To do>
Pictures aside, quote the whole listing exactly.

Provided material>
--- --- ---
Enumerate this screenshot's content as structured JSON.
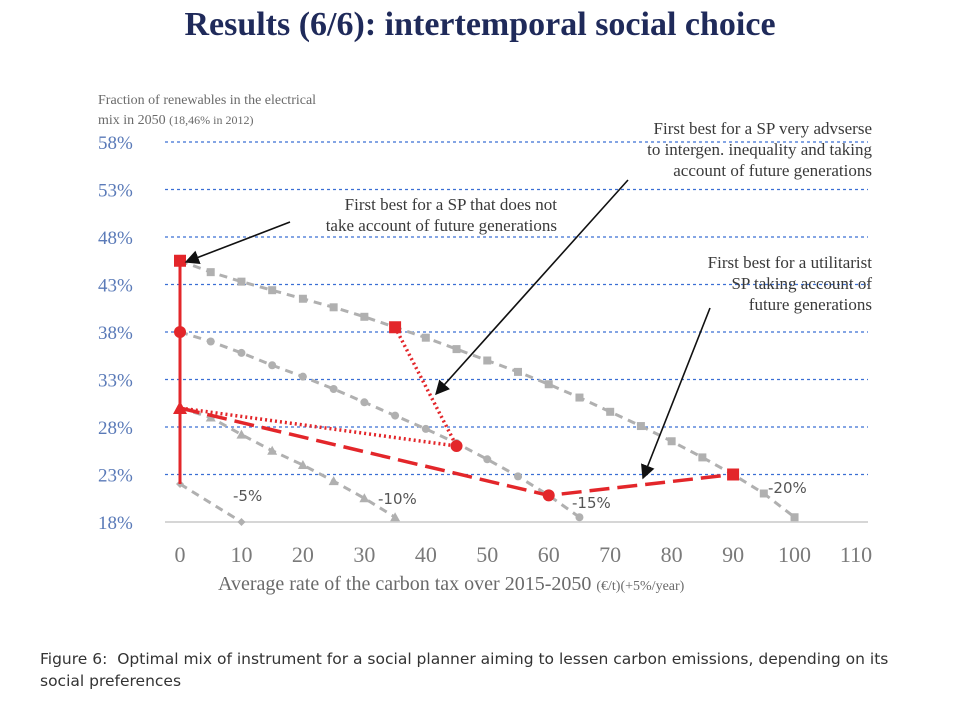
{
  "slide": {
    "title": "Results (6/6): intertemporal social choice",
    "caption_label": "Figure 6:",
    "caption_text": "Optimal mix of instrument for a social planner aiming to lessen carbon emissions, depending on its social preferences"
  },
  "chart_data": {
    "type": "line",
    "ylabel_line1": "Fraction of renewables in the electrical",
    "ylabel_line2_main": "mix in 2050",
    "ylabel_line2_note": "(18,46% in 2012)",
    "xlabel_main": "Average rate of the carbon tax over 2015-2050",
    "xlabel_unit": "(€/t)(+5%/year)",
    "x_ticks": [
      0,
      10,
      20,
      30,
      40,
      50,
      60,
      70,
      80,
      90,
      100,
      110
    ],
    "y_ticks": [
      18,
      23,
      28,
      33,
      38,
      43,
      48,
      53,
      58
    ],
    "y_tick_labels": [
      "18%",
      "23%",
      "28%",
      "33%",
      "38%",
      "43%",
      "48%",
      "53%",
      "58%"
    ],
    "xlim": [
      0,
      110
    ],
    "ylim": [
      18,
      58
    ],
    "grid": "horizontal dashed",
    "colors": {
      "isoline": "#b0b0b0",
      "red": "#e3262a",
      "grid": "#3b6fd4",
      "axis_text": "#5a7ab8",
      "annotation": "#3a3a3a"
    },
    "isolines": [
      {
        "name": "-5%",
        "marker": "diamond",
        "points": [
          [
            0,
            22
          ],
          [
            10,
            18
          ]
        ]
      },
      {
        "name": "-10%",
        "marker": "triangle",
        "points": [
          [
            0,
            30
          ],
          [
            5,
            29
          ],
          [
            10,
            27.2
          ],
          [
            15,
            25.5
          ],
          [
            20,
            24
          ],
          [
            25,
            22.3
          ],
          [
            30,
            20.5
          ],
          [
            35,
            18.5
          ]
        ]
      },
      {
        "name": "-15%",
        "marker": "circle",
        "points": [
          [
            0,
            38
          ],
          [
            5,
            37
          ],
          [
            10,
            35.8
          ],
          [
            15,
            34.5
          ],
          [
            20,
            33.3
          ],
          [
            25,
            32
          ],
          [
            30,
            30.6
          ],
          [
            35,
            29.2
          ],
          [
            40,
            27.8
          ],
          [
            45,
            26.3
          ],
          [
            50,
            24.6
          ],
          [
            55,
            22.8
          ],
          [
            60,
            20.8
          ],
          [
            65,
            18.5
          ]
        ]
      },
      {
        "name": "-20%",
        "marker": "square",
        "points": [
          [
            0,
            45.5
          ],
          [
            5,
            44.3
          ],
          [
            10,
            43.3
          ],
          [
            15,
            42.4
          ],
          [
            20,
            41.5
          ],
          [
            25,
            40.6
          ],
          [
            30,
            39.6
          ],
          [
            35,
            38.5
          ],
          [
            40,
            37.4
          ],
          [
            45,
            36.2
          ],
          [
            50,
            35
          ],
          [
            55,
            33.8
          ],
          [
            60,
            32.5
          ],
          [
            65,
            31.1
          ],
          [
            70,
            29.6
          ],
          [
            75,
            28.1
          ],
          [
            80,
            26.5
          ],
          [
            85,
            24.8
          ],
          [
            90,
            23
          ],
          [
            95,
            21
          ],
          [
            100,
            18.5
          ]
        ]
      }
    ],
    "red_series": [
      {
        "name": "vertical",
        "style": "solid",
        "points": [
          [
            0,
            45.5
          ],
          [
            0,
            38
          ],
          [
            0,
            30
          ],
          [
            0,
            22
          ]
        ]
      },
      {
        "name": "SP very adverse",
        "style": "dotted",
        "points": [
          [
            35,
            38.5
          ],
          [
            45,
            26
          ],
          [
            0,
            30
          ]
        ]
      },
      {
        "name": "utilitarist",
        "style": "dashed",
        "points": [
          [
            0,
            30
          ],
          [
            60,
            20.8
          ],
          [
            90,
            23
          ]
        ]
      }
    ],
    "red_markers": [
      {
        "x": 0,
        "y": 45.5,
        "shape": "square"
      },
      {
        "x": 0,
        "y": 38,
        "shape": "circle"
      },
      {
        "x": 0,
        "y": 30,
        "shape": "triangle"
      },
      {
        "x": 35,
        "y": 38.5,
        "shape": "square"
      },
      {
        "x": 45,
        "y": 26,
        "shape": "circle"
      },
      {
        "x": 60,
        "y": 20.8,
        "shape": "circle"
      },
      {
        "x": 90,
        "y": 23,
        "shape": "square"
      }
    ],
    "annotations": [
      {
        "lines": [
          "First best for a SP that does not",
          "take account of future generations"
        ]
      },
      {
        "lines": [
          "First best for a SP very advserse",
          "to intergen. inequality and taking",
          "account of future generations"
        ]
      },
      {
        "lines": [
          "First best for a utilitarist",
          "SP taking account of",
          "future generations"
        ]
      }
    ]
  }
}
--- --- ---
Full answer>
Enumerate this screenshot's content as structured JSON.
{
  "slide": {
    "title": "Results (6/6): intertemporal social choice",
    "caption_label": "Figure 6:",
    "caption_text": "Optimal mix of instrument for a social planner aiming to lessen carbon emissions, depending on its social preferences"
  },
  "chart_data": {
    "type": "line",
    "ylabel_line1": "Fraction of renewables in the electrical",
    "ylabel_line2_main": "mix in 2050",
    "ylabel_line2_note": "(18,46% in 2012)",
    "xlabel_main": "Average rate of the carbon tax over 2015-2050",
    "xlabel_unit": "(€/t)(+5%/year)",
    "x_ticks": [
      0,
      10,
      20,
      30,
      40,
      50,
      60,
      70,
      80,
      90,
      100,
      110
    ],
    "y_ticks": [
      18,
      23,
      28,
      33,
      38,
      43,
      48,
      53,
      58
    ],
    "y_tick_labels": [
      "18%",
      "23%",
      "28%",
      "33%",
      "38%",
      "43%",
      "48%",
      "53%",
      "58%"
    ],
    "xlim": [
      0,
      110
    ],
    "ylim": [
      18,
      58
    ],
    "grid": "horizontal dashed",
    "colors": {
      "isoline": "#b0b0b0",
      "red": "#e3262a",
      "grid": "#3b6fd4",
      "axis_text": "#5a7ab8",
      "annotation": "#3a3a3a"
    },
    "isolines": [
      {
        "name": "-5%",
        "marker": "diamond",
        "points": [
          [
            0,
            22
          ],
          [
            10,
            18
          ]
        ]
      },
      {
        "name": "-10%",
        "marker": "triangle",
        "points": [
          [
            0,
            30
          ],
          [
            5,
            29
          ],
          [
            10,
            27.2
          ],
          [
            15,
            25.5
          ],
          [
            20,
            24
          ],
          [
            25,
            22.3
          ],
          [
            30,
            20.5
          ],
          [
            35,
            18.5
          ]
        ]
      },
      {
        "name": "-15%",
        "marker": "circle",
        "points": [
          [
            0,
            38
          ],
          [
            5,
            37
          ],
          [
            10,
            35.8
          ],
          [
            15,
            34.5
          ],
          [
            20,
            33.3
          ],
          [
            25,
            32
          ],
          [
            30,
            30.6
          ],
          [
            35,
            29.2
          ],
          [
            40,
            27.8
          ],
          [
            45,
            26.3
          ],
          [
            50,
            24.6
          ],
          [
            55,
            22.8
          ],
          [
            60,
            20.8
          ],
          [
            65,
            18.5
          ]
        ]
      },
      {
        "name": "-20%",
        "marker": "square",
        "points": [
          [
            0,
            45.5
          ],
          [
            5,
            44.3
          ],
          [
            10,
            43.3
          ],
          [
            15,
            42.4
          ],
          [
            20,
            41.5
          ],
          [
            25,
            40.6
          ],
          [
            30,
            39.6
          ],
          [
            35,
            38.5
          ],
          [
            40,
            37.4
          ],
          [
            45,
            36.2
          ],
          [
            50,
            35
          ],
          [
            55,
            33.8
          ],
          [
            60,
            32.5
          ],
          [
            65,
            31.1
          ],
          [
            70,
            29.6
          ],
          [
            75,
            28.1
          ],
          [
            80,
            26.5
          ],
          [
            85,
            24.8
          ],
          [
            90,
            23
          ],
          [
            95,
            21
          ],
          [
            100,
            18.5
          ]
        ]
      }
    ],
    "red_series": [
      {
        "name": "vertical",
        "style": "solid",
        "points": [
          [
            0,
            45.5
          ],
          [
            0,
            38
          ],
          [
            0,
            30
          ],
          [
            0,
            22
          ]
        ]
      },
      {
        "name": "SP very adverse",
        "style": "dotted",
        "points": [
          [
            35,
            38.5
          ],
          [
            45,
            26
          ],
          [
            0,
            30
          ]
        ]
      },
      {
        "name": "utilitarist",
        "style": "dashed",
        "points": [
          [
            0,
            30
          ],
          [
            60,
            20.8
          ],
          [
            90,
            23
          ]
        ]
      }
    ],
    "red_markers": [
      {
        "x": 0,
        "y": 45.5,
        "shape": "square"
      },
      {
        "x": 0,
        "y": 38,
        "shape": "circle"
      },
      {
        "x": 0,
        "y": 30,
        "shape": "triangle"
      },
      {
        "x": 35,
        "y": 38.5,
        "shape": "square"
      },
      {
        "x": 45,
        "y": 26,
        "shape": "circle"
      },
      {
        "x": 60,
        "y": 20.8,
        "shape": "circle"
      },
      {
        "x": 90,
        "y": 23,
        "shape": "square"
      }
    ],
    "annotations": [
      {
        "lines": [
          "First best for a SP that does not",
          "take account of future generations"
        ]
      },
      {
        "lines": [
          "First best for a SP very advserse",
          "to intergen. inequality and taking",
          "account of future generations"
        ]
      },
      {
        "lines": [
          "First best for a utilitarist",
          "SP taking account of",
          "future generations"
        ]
      }
    ]
  }
}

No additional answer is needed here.